:: Source material

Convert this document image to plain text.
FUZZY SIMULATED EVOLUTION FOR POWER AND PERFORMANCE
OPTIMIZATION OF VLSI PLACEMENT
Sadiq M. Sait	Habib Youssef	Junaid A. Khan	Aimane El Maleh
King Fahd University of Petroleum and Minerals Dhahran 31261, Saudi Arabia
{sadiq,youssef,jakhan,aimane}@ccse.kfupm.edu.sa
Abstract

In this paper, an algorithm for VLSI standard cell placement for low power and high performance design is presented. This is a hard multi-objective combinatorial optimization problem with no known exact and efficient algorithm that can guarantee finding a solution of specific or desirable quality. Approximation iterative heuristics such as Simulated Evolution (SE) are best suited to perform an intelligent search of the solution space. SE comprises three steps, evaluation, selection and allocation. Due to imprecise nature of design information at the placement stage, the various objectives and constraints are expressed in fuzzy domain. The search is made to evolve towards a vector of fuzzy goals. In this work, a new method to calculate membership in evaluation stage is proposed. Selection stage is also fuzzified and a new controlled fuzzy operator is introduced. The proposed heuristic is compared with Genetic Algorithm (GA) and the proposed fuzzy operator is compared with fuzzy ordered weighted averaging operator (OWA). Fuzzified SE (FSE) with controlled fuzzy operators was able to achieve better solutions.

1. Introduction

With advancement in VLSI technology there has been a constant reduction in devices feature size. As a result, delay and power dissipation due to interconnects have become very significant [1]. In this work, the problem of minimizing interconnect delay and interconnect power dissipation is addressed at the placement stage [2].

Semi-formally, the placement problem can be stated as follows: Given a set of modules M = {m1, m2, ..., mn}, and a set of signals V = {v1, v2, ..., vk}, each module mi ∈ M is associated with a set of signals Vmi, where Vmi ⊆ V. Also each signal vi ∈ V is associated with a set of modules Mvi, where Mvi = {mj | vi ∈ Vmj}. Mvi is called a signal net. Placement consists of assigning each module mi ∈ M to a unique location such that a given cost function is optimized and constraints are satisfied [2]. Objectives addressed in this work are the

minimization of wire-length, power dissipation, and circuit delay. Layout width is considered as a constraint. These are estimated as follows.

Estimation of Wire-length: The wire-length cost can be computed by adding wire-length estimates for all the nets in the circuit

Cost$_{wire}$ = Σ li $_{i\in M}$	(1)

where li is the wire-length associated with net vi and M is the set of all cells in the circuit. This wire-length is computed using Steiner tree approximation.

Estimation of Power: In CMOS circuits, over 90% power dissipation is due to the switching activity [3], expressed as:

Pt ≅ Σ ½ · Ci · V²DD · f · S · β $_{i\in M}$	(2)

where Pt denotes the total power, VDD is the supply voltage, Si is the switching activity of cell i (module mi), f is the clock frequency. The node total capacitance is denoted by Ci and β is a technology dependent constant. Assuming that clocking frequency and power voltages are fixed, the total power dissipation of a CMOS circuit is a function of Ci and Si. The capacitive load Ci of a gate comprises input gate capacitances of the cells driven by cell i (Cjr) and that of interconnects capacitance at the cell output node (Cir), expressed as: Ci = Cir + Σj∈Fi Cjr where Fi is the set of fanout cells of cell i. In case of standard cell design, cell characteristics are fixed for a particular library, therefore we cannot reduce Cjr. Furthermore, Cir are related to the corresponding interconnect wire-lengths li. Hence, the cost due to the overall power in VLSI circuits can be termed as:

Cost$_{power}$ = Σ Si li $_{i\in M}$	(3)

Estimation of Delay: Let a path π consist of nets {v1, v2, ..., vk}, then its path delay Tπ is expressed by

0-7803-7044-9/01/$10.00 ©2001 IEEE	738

::::

### Task requirements
Line count for "computed": give the number of lines in the data above that include it, and nothing else.

### Result of this exercise
2